*GOAL OF THE EXERCISE*
In the listing below, locate the lines bearing the word "WinExePath". Copy every one of them.

-- START OF RECORDS --

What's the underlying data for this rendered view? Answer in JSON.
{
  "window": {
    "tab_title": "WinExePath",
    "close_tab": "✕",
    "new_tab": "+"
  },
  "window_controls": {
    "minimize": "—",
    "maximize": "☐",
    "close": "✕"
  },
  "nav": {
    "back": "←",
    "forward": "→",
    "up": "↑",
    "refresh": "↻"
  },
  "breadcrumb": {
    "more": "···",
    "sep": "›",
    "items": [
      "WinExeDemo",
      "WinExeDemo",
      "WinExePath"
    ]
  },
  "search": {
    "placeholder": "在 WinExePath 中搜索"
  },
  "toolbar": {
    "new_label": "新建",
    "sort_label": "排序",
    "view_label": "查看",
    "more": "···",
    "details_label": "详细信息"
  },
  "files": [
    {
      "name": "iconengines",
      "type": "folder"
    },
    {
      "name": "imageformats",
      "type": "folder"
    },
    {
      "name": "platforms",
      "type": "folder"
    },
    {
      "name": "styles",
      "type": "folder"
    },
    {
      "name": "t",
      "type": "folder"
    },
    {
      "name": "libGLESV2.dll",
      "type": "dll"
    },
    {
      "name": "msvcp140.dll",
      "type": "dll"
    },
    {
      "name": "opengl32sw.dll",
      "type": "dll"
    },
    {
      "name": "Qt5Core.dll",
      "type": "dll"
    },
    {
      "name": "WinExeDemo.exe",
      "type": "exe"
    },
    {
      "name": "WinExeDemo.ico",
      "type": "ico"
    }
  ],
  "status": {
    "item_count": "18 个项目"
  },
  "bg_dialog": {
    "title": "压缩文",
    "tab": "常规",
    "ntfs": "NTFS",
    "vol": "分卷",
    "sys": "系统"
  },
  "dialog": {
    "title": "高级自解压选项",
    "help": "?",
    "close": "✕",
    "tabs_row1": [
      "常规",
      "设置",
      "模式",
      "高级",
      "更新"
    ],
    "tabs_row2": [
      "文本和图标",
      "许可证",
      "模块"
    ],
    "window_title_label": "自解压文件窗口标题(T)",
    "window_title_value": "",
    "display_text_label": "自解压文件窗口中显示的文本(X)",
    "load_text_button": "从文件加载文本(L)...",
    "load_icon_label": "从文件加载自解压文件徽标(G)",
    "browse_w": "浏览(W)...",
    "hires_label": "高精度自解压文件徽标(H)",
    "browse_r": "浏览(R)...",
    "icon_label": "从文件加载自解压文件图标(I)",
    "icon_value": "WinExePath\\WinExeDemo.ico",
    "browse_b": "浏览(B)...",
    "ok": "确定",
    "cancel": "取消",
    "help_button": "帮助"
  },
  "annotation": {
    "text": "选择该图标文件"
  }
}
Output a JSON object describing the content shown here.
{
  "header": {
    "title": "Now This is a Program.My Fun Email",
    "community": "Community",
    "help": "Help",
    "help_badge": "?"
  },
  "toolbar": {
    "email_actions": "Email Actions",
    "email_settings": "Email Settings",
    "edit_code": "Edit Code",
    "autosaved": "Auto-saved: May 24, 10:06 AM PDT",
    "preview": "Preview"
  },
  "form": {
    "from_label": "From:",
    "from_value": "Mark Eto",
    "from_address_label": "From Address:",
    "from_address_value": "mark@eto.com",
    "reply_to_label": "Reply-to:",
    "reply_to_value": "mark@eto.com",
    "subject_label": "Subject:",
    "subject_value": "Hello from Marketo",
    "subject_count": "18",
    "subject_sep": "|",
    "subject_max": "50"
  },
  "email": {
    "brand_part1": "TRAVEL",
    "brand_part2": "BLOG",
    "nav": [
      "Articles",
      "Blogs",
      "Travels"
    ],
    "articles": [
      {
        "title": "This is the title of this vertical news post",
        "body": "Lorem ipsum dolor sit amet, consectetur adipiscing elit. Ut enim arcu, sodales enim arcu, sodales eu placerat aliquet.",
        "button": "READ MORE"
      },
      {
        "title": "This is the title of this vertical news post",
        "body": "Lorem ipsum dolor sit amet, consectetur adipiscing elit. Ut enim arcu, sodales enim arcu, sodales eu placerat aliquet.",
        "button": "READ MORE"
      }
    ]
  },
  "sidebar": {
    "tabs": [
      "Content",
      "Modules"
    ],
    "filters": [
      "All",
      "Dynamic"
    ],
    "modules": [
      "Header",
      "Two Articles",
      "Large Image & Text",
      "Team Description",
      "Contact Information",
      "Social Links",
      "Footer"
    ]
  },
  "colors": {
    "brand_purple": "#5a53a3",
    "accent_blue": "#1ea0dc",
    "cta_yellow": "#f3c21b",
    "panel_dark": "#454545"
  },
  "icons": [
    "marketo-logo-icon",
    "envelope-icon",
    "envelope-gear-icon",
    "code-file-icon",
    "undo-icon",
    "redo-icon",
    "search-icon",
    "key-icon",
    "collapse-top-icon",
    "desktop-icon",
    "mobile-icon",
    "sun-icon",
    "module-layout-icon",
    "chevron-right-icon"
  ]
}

-- END OF RECORDS --

*EXERCISE SOLUTION*
    "tab_title": "WinExePath",
      "WinExePath"
    "placeholder": "在 WinExePath 中搜索"
    "icon_value": "WinExePath\\WinExeDemo.ico",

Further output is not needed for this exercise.